Indicate only the number of lines in the listing below in which the word "datetime" appears.

--------------------------------------------------

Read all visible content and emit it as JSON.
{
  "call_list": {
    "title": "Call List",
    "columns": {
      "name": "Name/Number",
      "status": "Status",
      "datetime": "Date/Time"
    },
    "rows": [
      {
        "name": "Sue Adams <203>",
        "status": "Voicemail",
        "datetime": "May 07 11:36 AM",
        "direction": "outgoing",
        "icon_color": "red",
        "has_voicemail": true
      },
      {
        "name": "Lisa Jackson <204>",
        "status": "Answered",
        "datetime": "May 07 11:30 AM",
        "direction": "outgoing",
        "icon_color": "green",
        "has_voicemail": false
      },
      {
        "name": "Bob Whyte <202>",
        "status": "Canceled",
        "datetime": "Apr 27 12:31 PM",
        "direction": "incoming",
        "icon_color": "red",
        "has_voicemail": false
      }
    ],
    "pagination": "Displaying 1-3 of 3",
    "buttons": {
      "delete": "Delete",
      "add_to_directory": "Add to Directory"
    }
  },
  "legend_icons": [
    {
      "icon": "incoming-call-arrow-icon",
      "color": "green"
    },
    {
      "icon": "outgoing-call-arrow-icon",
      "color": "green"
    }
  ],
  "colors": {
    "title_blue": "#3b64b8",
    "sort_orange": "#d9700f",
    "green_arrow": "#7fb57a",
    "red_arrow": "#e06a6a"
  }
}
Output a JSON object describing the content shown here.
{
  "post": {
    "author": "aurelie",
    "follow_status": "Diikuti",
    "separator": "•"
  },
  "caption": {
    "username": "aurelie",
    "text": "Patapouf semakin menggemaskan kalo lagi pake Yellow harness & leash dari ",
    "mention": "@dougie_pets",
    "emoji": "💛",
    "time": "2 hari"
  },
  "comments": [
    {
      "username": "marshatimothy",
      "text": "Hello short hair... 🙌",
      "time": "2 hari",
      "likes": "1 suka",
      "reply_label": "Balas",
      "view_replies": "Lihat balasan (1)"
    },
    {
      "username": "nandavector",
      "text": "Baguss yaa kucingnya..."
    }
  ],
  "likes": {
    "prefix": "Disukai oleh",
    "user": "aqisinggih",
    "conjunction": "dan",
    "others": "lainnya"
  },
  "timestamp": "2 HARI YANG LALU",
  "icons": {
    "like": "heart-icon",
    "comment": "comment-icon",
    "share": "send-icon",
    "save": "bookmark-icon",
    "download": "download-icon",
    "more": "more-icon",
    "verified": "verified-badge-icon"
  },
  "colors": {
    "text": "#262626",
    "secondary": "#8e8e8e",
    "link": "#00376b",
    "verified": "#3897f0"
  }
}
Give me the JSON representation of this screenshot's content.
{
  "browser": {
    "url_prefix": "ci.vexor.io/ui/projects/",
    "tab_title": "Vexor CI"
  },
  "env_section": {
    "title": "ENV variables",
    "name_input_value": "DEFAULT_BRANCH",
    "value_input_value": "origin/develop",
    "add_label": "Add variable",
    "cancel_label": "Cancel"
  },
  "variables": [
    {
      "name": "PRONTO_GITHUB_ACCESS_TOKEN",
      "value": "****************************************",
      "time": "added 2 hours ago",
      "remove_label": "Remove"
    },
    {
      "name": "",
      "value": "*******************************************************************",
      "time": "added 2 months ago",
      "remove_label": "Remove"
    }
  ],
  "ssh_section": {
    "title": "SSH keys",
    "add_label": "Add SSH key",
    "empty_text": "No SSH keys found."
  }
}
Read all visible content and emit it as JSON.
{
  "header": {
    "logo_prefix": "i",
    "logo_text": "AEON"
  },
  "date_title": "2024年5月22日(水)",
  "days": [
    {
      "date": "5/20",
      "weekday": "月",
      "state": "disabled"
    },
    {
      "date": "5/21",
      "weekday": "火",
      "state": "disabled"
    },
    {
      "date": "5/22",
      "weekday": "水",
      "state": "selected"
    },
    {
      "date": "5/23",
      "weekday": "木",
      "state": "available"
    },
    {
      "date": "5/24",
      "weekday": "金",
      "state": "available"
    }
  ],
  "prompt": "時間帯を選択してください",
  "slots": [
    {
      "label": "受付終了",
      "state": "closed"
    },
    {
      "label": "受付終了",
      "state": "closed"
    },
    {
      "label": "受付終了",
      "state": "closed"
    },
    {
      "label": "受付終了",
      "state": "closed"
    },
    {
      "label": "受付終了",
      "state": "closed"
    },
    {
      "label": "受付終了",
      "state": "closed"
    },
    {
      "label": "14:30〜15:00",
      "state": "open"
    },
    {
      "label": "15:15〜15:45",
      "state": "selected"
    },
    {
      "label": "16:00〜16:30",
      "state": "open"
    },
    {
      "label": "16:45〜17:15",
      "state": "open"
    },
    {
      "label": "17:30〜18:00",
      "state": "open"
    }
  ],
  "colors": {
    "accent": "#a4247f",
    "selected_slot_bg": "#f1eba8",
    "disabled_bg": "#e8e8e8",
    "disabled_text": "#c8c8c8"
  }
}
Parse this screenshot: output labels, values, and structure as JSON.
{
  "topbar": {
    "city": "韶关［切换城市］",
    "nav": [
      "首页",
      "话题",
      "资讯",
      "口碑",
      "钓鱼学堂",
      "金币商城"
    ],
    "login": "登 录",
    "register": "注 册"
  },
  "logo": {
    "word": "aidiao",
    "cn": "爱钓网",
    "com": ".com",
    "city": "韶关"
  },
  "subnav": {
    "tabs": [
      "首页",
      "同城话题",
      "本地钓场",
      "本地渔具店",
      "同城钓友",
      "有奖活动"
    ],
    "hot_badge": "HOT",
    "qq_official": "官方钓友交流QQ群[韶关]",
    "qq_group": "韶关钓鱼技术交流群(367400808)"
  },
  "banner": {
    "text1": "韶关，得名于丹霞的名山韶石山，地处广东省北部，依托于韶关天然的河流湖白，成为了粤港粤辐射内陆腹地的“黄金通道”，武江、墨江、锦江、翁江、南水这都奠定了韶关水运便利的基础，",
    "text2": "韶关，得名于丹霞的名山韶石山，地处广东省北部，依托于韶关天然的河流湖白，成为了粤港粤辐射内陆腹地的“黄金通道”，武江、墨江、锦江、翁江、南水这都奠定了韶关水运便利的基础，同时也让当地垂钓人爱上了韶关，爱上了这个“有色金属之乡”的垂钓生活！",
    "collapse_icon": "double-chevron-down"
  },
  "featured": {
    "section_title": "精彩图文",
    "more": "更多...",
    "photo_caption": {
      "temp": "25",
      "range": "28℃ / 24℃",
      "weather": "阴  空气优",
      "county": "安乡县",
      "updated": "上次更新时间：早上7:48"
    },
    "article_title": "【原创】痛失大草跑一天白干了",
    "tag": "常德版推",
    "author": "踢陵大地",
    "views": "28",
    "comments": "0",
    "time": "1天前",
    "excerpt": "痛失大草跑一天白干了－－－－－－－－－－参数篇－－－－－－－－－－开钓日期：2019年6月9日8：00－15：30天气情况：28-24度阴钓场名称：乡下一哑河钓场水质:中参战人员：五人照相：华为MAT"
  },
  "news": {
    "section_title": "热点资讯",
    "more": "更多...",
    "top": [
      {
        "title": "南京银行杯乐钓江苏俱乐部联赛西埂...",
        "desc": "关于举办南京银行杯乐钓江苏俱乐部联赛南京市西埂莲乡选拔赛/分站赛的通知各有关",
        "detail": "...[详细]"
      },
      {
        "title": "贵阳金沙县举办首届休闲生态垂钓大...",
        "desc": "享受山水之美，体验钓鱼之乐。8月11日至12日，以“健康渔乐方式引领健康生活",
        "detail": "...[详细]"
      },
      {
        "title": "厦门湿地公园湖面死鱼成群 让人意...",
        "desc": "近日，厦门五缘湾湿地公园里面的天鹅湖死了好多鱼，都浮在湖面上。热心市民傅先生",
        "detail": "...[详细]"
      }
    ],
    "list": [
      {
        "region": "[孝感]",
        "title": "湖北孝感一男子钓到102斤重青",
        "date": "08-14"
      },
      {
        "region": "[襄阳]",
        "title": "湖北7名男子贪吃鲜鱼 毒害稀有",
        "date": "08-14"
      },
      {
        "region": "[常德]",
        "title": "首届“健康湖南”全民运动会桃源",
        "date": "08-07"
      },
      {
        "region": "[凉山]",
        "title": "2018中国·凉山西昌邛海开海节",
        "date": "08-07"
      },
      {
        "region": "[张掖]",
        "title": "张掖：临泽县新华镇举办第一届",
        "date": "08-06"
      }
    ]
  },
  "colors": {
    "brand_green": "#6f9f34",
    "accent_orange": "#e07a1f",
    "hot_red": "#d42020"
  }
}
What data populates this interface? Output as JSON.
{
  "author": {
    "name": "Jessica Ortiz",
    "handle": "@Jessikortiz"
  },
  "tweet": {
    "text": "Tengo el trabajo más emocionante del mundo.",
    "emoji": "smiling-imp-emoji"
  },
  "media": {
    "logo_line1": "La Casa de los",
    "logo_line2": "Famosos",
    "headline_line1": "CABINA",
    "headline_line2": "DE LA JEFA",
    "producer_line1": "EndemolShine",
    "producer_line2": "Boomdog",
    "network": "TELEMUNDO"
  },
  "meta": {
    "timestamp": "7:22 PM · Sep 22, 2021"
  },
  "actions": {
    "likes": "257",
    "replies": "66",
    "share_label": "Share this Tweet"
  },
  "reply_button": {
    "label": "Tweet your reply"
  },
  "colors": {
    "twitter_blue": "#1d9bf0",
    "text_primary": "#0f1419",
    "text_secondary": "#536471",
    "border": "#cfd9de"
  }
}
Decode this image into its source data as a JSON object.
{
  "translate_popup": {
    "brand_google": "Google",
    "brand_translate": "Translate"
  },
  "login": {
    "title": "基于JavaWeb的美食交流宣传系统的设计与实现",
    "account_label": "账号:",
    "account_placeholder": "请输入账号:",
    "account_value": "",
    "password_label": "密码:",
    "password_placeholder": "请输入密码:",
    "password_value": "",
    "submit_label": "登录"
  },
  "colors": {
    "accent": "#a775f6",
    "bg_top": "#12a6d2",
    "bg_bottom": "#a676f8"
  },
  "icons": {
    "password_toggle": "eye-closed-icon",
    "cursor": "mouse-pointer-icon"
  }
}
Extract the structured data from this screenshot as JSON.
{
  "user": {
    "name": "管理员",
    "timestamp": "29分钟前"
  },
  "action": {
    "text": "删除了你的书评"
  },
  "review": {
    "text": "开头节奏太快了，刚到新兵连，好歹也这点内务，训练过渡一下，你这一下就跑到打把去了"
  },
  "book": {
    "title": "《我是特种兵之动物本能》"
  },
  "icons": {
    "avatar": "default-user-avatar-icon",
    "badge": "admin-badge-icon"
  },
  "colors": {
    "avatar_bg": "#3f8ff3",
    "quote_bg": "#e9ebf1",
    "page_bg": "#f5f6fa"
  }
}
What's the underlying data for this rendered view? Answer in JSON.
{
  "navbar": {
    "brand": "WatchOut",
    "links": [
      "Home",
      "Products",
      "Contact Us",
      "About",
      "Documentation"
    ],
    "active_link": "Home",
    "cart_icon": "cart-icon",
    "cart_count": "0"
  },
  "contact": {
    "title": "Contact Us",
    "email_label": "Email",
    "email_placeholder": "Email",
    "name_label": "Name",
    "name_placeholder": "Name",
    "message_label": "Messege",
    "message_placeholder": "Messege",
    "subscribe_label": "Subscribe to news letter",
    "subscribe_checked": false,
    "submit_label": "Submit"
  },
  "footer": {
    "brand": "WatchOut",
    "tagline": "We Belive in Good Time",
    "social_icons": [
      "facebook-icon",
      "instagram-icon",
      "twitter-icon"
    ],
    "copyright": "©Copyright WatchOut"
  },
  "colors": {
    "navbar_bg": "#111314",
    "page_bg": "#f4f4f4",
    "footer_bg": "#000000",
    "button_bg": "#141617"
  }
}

--------------------------------------------------

# Output
4